▶ Record list
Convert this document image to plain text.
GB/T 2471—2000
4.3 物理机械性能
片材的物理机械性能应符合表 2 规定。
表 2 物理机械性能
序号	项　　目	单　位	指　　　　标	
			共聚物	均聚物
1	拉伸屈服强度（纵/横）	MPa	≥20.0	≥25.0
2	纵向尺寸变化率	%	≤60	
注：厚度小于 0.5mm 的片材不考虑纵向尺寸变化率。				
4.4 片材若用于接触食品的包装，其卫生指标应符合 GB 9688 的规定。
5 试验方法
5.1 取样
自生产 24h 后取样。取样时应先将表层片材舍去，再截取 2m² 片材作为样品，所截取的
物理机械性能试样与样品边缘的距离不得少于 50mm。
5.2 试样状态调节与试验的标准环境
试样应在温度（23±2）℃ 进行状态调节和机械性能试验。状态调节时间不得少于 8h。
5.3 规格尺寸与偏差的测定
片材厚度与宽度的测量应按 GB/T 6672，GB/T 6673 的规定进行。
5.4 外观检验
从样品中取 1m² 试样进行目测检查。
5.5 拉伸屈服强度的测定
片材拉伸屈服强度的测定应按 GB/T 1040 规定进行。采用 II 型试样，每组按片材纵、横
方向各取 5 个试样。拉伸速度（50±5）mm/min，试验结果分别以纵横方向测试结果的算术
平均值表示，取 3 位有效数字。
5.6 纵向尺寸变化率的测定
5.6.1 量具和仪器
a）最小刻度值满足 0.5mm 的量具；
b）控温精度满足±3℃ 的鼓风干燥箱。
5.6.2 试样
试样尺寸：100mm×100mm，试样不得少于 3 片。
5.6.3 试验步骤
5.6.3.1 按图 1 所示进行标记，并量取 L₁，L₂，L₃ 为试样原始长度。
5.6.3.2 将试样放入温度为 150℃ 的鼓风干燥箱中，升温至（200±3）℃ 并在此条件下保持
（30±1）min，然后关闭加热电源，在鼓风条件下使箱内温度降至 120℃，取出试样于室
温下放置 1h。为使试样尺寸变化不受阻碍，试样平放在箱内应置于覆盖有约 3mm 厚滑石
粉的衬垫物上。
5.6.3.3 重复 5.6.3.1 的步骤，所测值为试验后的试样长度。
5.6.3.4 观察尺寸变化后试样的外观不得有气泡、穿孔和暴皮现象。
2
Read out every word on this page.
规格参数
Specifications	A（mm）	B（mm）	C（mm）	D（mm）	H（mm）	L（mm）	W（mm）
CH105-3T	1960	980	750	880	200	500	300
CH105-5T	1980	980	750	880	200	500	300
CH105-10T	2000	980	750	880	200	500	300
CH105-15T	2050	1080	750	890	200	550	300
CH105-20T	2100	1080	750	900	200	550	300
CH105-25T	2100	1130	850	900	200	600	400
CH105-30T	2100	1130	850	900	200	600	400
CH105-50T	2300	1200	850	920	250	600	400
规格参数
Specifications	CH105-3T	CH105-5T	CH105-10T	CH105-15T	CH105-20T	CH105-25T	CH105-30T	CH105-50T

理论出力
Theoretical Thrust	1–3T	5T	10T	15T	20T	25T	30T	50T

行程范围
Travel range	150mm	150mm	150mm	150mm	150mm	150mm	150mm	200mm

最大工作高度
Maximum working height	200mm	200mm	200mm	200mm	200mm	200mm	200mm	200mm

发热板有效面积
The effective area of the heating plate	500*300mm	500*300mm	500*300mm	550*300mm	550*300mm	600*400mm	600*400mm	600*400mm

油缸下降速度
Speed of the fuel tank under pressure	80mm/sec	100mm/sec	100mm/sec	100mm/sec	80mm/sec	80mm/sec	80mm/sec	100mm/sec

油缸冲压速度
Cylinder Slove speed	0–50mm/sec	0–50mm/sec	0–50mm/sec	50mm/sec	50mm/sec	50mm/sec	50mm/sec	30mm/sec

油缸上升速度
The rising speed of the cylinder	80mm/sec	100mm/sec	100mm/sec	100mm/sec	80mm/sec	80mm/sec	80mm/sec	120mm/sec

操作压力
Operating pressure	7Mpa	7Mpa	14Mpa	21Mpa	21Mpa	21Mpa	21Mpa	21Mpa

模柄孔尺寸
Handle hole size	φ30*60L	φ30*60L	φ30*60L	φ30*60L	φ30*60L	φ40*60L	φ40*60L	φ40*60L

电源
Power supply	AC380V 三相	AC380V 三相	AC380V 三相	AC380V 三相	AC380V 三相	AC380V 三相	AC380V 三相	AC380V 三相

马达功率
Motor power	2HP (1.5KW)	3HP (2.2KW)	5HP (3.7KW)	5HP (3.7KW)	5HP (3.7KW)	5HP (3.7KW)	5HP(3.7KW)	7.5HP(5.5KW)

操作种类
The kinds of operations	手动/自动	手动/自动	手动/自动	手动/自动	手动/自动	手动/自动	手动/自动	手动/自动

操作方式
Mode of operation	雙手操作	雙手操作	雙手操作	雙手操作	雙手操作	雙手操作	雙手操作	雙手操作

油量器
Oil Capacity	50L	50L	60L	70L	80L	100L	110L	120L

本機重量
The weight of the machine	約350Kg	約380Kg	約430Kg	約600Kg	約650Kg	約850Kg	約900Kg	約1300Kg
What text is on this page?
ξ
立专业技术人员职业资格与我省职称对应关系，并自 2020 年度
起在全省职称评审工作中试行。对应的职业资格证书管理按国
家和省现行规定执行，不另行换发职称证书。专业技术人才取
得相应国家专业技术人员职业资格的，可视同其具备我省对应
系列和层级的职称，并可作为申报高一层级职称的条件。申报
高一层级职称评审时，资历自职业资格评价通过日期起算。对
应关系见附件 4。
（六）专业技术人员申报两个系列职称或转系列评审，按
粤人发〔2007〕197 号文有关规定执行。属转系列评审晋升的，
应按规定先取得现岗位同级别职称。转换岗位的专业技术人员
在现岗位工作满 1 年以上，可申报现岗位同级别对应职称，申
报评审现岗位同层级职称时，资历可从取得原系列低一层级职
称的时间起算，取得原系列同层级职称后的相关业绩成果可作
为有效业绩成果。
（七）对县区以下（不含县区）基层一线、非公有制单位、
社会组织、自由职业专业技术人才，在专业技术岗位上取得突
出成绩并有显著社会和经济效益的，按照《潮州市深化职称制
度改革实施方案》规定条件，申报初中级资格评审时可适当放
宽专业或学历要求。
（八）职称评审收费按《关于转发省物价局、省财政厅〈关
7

▶ Task instructions
Pull out all lines containing "this".

▶ Correct answer
Convert this document image to plain text.
Read out every word on this page.
What text is on this page?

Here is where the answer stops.